作業一覧
A - 切手の大量購入に関する抜粋文から、「市川市公式Webサイト(更新日2021年11月5日)」を含む語句で始まり「作成され、公開されています。」で終わる部分を、一字も変えずに書き写してください。
B - 記録の中から、文字列「first」を含む行をすべて抜き出してください。

抜粋文
================

市川市公式Webサイト(更新日2021年11月5日)
政務活動費等により切手を大量に購入した議員の調査に関する特別委員会
https://www.city.ichikawa.lg.jp/cou01/1111000265.html
この委員会の目的は、事実関係を委員会における調査を通じて明らかにすること、市民に対する説明責任を果たすこと、政務活動費の使途の透明性の向上へ向けた議論に役立てることでした。調査報告書が2016年に作成され、公開されています。
政務活動費等により切手を大量に購入した議員の調査に関する特別委員会
調査報告書
平成28年9月26日
https://www.city.ichikawa.lg.jp/common/000241033.pdf
調査報告書には〈「議員が議員を調査する」様相を呈した本調査が行われることに、いささかの躊躇すら覚えているところである。〉、〈議会及び議員には、本件政務活動費等の適正な使用について疑義が生じている以上、事実関係の解明ないし真相を究明することが市民より求められていることは、いうまでもない。〉等と記されています。
さて、切手を大量購入したことについて、当該議員はアンケートの実施に際して使用するためと説明しています。「アンケート返信用はがき」に切手を貼付したということでした。ちなみに、料金を後納する方法も考えたものの、受け取り時に手数料がかかること、受け取りの手間がかかることから、切手を使用することにしたとのことです。
それにしても、「アンケート返信用はがき」とは…。「はがき」の裏面(宛先の郵便番号や住所が記されていない面)に掲載できる質問数は限られますよね。たまにチェーンの飲食店のテーブルに、利用客がお店を利用した感想、評価を答えるアンケートはがきが置いてありますが、議員はあのようなアンケートはがきを作っていたのでしょうかね。
アンケートは、平成(報告書内で年次が和暦で記されているため、ここでもそれに倣います)24年3月から平成26年2月までの約2年の間に行われています。計8回。多いですね。
平成24年3月
↓2か月
平成24年5月
↓7か月
平成24年12月
↓2か月
平成25年2月
↓1か月
平成25年3月
↓2か月
平成25年5月
↓6か月
平成25年11月
↓3か月
平成26年2月
3月と5月、12月と2月というふうに、調査と調査の間隔が短いものもあります。3月と5月では年度が違うのだ、12月2月は年が違うのだ、そんな理由が見え隠れしますが、さぁ、どうでしょうか。
各回のアンケートの実施における80円切手の購入枚数は以下の通りです。
平成24年3月 6,000
平成24年5月 6,000
平成24年12月 9,000
平成25年2月 9,000
平成25年3月 4,000
平成25年5月 6,000
平成25年11月 7,000
平成26年2月 4,000
このことは、毎回数千人に対してアンケートはがきを配布していたということですね。
また、平成24年3月以外の7件のアンケートの回収率は以下の通りです。

================

提供資料
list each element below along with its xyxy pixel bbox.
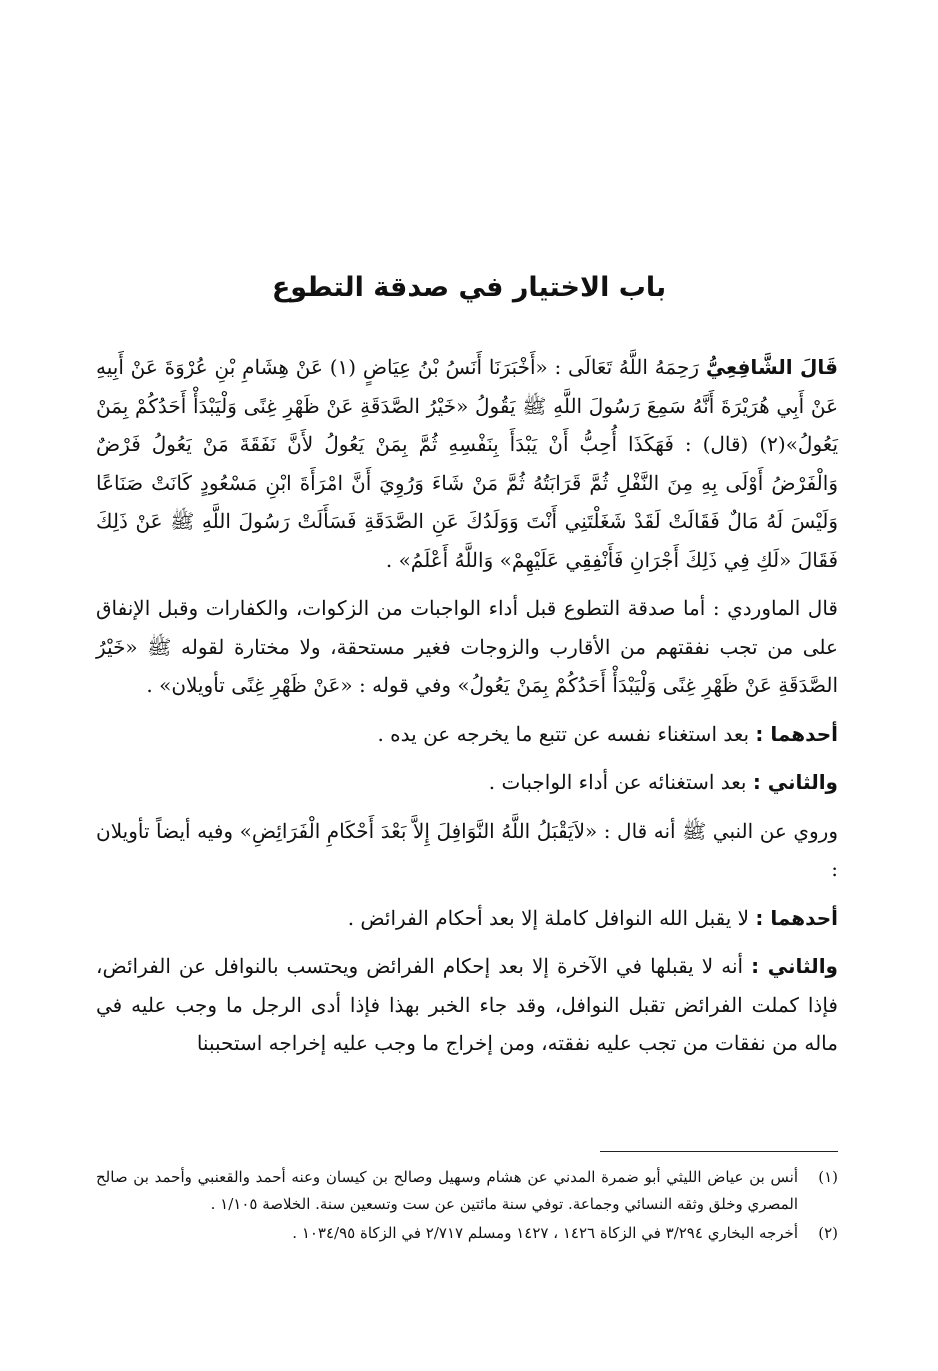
- paragraph-text: لا يقبل الله النوافل كاملة إلا بعد أحكام الفرائض .: [347, 905, 756, 930]
- footnote-number: (١): [818, 1168, 838, 1186]
- footnote-text: أنس بن عياض الليثي أبو ضمرة المدني عن هشام وسهيل وصالح بن كيسان وعنه أحمد والقعنبي وأحمد بن صالح المصري وخلق وثقه النسائي وجماعة. توفي سنة مائتين عن ست وتسعين سنة. الخلاصة ١/١٠٥ .: [96, 1168, 798, 1213]
- paragraph-first-interpretation-2: [96, 899, 838, 938]
- speaker-label: والثاني :: [752, 770, 838, 794]
- footnote-2: [96, 1220, 838, 1247]
- footnote-number: (٢): [818, 1224, 838, 1242]
- paragraph-text: رَحِمَهُ اللَّهُ تَعَالَى : «أَخْبَرَنَا أَنَسُ بْنُ عِيَاضٍ (١) عَنْ هِشَامِ بْنِ عُرْوَةَ عَنْ أَبِيهِ عَنْ أَبِي هُرَيْرَةَ أَنَّهُ سَمِعَ رَسُولَ اللَّهِ ﷺ يَقُولُ «خَيْرُ الصَّدَقَةِ عَنْ ظَهْرِ غِنًى وَلْيَبْدَأْ أَحَدُكُمْ بِمَنْ يَعُولُ»(٢) (قال) : فَهَكَذَا أُحِبُّ أَنْ يَبْدَأَ بِنَفْسِهِ ثُمَّ بِمَنْ يَعُولُ لأَنَّ نَفَقَةَ مَنْ يَعُولُ فَرْضٌ وَالْفَرْضُ أَوْلَى بِهِ مِنَ النَّفْلِ ثُمَّ قَرَابَتُهُ ثُمَّ مَنْ شَاءَ وَرُوِيَ أَنَّ امْرَأَةَ ابْنِ مَسْعُودٍ كَانَتْ صَنَاعًا وَلَيْسَ لَهُ مَالٌ فَقَالَتْ لَقَدْ شَغَلْتَنِي أَنْتَ وَوَلَدُكَ عَنِ الصَّدَقَةِ فَسَأَلَتْ رَسُولَ اللَّهِ ﷺ عَنْ ذَلِكَ فَقَالَ «لَكِ فِي ذَلِكَ أَجْرَانِ فَأَنْفِقِي عَلَيْهِمْ» وَاللَّهُ أَعْلَمُ» .: [96, 355, 839, 572]
- paragraph-mawardi: [96, 589, 838, 705]
- chapter-title: باب الاختيار في صدقة التطوع: [271, 272, 667, 303]
- paragraph-hadith: [96, 812, 838, 889]
- main-text: [96, 348, 838, 1067]
- paragraph-text: قال الماوردي : أما صدقة التطوع قبل أداء الواجبات من الزكوات، والكفارات وقبل الإنفاق على من تجب نفقتهم من الأقارب والزوجات فغير مستحقة، ولا مختارة لقوله ﷺ «خَيْرُ الصَّدَقَةِ عَنْ ظَهْرِ غِنًى وَلْيَبْدَأْ أَحَدُكُمْ بِمَنْ يَعُولُ» وفي قوله : «عَنْ ظَهْرِ غِنًى تأويلان» .: [96, 596, 838, 697]
- paragraph-text: أنه لا يقبلها في الآخرة إلا بعد إحكام الفرائض ويحتسب بالنوافل عن الفرائض، فإذا كملت الفرائض تقبل النوافل، وقد جاء الخبر بهذا فإذا أدى الرجل ما وجب عليه في ماله من نفقات من تجب عليه نفقته، ومن إخراج ما وجب عليه إخراجه استحببنا: [96, 954, 838, 1055]
- speaker-label: أحدهما :: [755, 905, 838, 930]
- paragraph-shafii: [96, 348, 838, 579]
- footnote-text: أخرجه البخاري ٣/٢٩٤ في الزكاة ١٤٢٦ ، ١٤٢٧ ومسلم ٢/٧١٧ في الزكاة ١٠٣٤/٩٥ .: [292, 1224, 798, 1242]
- paragraph-text: وروي عن النبي ﷺ أنه قال : «لاَيَقْبَلُ اللَّهُ النَّوَافِلَ إِلاَّ بَعْدَ أَحْكَامِ الْفَرَائِضِ» وفيه أيضاً تأويلان :: [96, 818, 838, 881]
- paragraph-second-interpretation: [96, 763, 838, 802]
- footnote-1: [96, 1164, 838, 1218]
- speaker-label: والثاني :: [751, 954, 838, 978]
- speaker-label: قَالَ الشَّافِعِيُّ: [705, 355, 839, 379]
- paragraph-second-interpretation-2: [96, 947, 838, 1063]
- paragraph-text: بعد استغنائه عن أداء الواجبات .: [488, 770, 753, 794]
- footnotes: [96, 1164, 838, 1249]
- footnote-divider: [600, 1151, 838, 1152]
- speaker-label: أحدهما :: [755, 721, 838, 746]
- paragraph-text: بعد استغناء نفسه عن تتبع ما يخرجه عن يده .: [377, 721, 756, 746]
- paragraph-first-interpretation: [96, 715, 838, 754]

================

回答一覧
A -
市川市公式Webサイト(更新日2021年11月5日)
政務活動費等により切手を大量に購入した議員の調査に関する特別委員会
https://www.city.ichikawa.lg.jp/cou01/1111000265.html
この委員会の目的は、事実関係を委員会における調査を通じて明らかにすること、市民に対する説明責任を果たすこと、政務活動費の使途の透明性の向上へ向けた議論に役立てることでした。調査報告書が2016年に作成され、公開されています。

B -
- paragraph-first-interpretation-2: [96, 899, 838, 938]
- paragraph-first-interpretation: [96, 715, 838, 754]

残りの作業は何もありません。